Records that describe figures:
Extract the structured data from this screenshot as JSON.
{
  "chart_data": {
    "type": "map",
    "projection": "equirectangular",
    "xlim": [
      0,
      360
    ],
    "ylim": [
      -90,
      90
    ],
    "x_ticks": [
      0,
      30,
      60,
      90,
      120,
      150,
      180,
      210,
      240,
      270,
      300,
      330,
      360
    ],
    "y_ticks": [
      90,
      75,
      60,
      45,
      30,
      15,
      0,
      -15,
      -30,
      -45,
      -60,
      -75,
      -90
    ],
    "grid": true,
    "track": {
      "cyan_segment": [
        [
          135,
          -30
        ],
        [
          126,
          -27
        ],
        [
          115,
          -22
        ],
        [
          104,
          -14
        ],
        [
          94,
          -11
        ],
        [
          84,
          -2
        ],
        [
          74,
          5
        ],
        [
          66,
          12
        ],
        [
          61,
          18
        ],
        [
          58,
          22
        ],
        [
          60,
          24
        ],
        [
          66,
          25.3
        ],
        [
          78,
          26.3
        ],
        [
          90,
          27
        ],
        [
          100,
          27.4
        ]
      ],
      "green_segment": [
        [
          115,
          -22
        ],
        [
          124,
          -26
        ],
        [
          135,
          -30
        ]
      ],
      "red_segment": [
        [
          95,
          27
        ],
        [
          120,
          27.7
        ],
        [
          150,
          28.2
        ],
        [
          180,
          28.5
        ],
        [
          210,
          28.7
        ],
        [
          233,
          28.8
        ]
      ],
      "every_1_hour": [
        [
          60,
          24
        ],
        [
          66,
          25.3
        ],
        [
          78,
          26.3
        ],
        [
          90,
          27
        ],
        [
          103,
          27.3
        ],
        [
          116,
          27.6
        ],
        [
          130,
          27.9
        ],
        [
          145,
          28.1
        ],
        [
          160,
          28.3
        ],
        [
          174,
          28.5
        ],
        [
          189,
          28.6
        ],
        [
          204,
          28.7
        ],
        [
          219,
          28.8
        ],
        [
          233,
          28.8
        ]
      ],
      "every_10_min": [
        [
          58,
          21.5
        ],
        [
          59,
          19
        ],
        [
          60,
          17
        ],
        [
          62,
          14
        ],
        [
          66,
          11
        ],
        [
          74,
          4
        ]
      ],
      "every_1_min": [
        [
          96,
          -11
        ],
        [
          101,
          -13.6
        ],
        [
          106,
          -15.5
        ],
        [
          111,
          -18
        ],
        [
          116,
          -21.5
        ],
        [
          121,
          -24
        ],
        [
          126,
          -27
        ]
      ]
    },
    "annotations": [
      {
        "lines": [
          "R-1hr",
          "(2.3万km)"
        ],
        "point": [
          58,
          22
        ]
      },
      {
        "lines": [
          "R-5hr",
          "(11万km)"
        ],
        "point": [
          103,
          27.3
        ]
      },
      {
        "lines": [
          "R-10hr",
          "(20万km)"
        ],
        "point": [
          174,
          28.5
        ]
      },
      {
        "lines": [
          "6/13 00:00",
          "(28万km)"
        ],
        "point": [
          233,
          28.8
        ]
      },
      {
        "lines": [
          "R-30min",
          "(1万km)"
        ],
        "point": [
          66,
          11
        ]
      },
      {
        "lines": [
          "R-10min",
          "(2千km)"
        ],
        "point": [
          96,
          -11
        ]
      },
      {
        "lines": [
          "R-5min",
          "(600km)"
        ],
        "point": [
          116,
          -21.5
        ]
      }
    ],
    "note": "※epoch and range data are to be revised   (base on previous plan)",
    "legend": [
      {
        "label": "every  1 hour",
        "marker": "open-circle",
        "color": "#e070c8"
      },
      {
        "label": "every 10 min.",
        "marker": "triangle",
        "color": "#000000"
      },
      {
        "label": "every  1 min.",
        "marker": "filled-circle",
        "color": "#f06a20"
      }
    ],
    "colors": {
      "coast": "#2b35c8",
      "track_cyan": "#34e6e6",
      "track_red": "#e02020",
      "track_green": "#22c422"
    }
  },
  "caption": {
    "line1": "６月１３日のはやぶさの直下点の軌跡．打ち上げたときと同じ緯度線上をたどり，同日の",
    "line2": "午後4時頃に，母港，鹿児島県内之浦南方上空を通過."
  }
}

WRITTEN INSTRUCTION
Count the lines of the material that include the word "circle", then report only the total.

THE SOLUTION
2